**Records:**
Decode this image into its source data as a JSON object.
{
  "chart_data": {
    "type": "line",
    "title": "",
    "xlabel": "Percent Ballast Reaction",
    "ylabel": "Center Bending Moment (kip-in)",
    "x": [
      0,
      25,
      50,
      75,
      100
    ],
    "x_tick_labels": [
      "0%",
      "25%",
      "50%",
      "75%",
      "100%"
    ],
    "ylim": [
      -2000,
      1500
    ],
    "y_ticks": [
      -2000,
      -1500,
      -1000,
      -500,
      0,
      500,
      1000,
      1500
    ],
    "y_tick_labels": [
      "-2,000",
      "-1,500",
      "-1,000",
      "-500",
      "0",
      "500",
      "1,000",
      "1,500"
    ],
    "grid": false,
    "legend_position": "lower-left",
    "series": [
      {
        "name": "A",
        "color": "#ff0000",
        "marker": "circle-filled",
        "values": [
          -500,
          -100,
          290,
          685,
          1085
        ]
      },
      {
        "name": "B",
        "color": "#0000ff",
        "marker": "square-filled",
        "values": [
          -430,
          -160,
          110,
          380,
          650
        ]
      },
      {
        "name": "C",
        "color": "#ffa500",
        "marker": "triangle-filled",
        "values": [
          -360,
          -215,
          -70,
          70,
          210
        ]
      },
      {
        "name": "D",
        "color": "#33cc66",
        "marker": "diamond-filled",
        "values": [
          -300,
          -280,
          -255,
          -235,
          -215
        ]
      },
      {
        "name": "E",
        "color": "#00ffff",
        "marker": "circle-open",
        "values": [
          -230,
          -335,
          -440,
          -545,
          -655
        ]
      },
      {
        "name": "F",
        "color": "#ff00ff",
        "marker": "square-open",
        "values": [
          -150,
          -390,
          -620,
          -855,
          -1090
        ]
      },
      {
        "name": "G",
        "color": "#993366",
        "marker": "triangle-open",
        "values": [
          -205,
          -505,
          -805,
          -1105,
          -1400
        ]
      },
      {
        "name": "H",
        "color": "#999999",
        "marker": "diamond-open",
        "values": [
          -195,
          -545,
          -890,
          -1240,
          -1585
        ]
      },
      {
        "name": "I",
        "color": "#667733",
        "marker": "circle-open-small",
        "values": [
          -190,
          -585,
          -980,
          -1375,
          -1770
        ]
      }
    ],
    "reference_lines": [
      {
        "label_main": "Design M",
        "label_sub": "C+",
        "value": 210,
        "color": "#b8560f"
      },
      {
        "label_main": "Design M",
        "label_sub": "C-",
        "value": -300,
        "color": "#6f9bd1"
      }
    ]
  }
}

**To be done:**
Every entry should be printed again exactly as written.

**Task answer:**
Decode this image into its source data as a JSON object.
{
  "chart_data": {
    "type": "line",
    "title": "",
    "xlabel": "Percent Ballast Reaction",
    "ylabel": "Center Bending Moment (kip-in)",
    "x": [
      0,
      25,
      50,
      75,
      100
    ],
    "x_tick_labels": [
      "0%",
      "25%",
      "50%",
      "75%",
      "100%"
    ],
    "ylim": [
      -2000,
      1500
    ],
    "y_ticks": [
      -2000,
      -1500,
      -1000,
      -500,
      0,
      500,
      1000,
      1500
    ],
    "y_tick_labels": [
      "-2,000",
      "-1,500",
      "-1,000",
      "-500",
      "0",
      "500",
      "1,000",
      "1,500"
    ],
    "grid": false,
    "legend_position": "lower-left",
    "series": [
      {
        "name": "A",
        "color": "#ff0000",
        "marker": "circle-filled",
        "values": [
          -500,
          -100,
          290,
          685,
          1085
        ]
      },
      {
        "name": "B",
        "color": "#0000ff",
        "marker": "square-filled",
        "values": [
          -430,
          -160,
          110,
          380,
          650
        ]
      },
      {
        "name": "C",
        "color": "#ffa500",
        "marker": "triangle-filled",
        "values": [
          -360,
          -215,
          -70,
          70,
          210
        ]
      },
      {
        "name": "D",
        "color": "#33cc66",
        "marker": "diamond-filled",
        "values": [
          -300,
          -280,
          -255,
          -235,
          -215
        ]
      },
      {
        "name": "E",
        "color": "#00ffff",
        "marker": "circle-open",
        "values": [
          -230,
          -335,
          -440,
          -545,
          -655
        ]
      },
      {
        "name": "F",
        "color": "#ff00ff",
        "marker": "square-open",
        "values": [
          -150,
          -390,
          -620,
          -855,
          -1090
        ]
      },
      {
        "name": "G",
        "color": "#993366",
        "marker": "triangle-open",
        "values": [
          -205,
          -505,
          -805,
          -1105,
          -1400
        ]
      },
      {
        "name": "H",
        "color": "#999999",
        "marker": "diamond-open",
        "values": [
          -195,
          -545,
          -890,
          -1240,
          -1585
        ]
      },
      {
        "name": "I",
        "color": "#667733",
        "marker": "circle-open-small",
        "values": [
          -190,
          -585,
          -980,
          -1375,
          -1770
        ]
      }
    ],
    "reference_lines": [
      {
        "label_main": "Design M",
        "label_sub": "C+",
        "value": 210,
        "color": "#b8560f"
      },
      {
        "label_main": "Design M",
        "label_sub": "C-",
        "value": -300,
        "color": "#6f9bd1"
      }
    ]
  }
}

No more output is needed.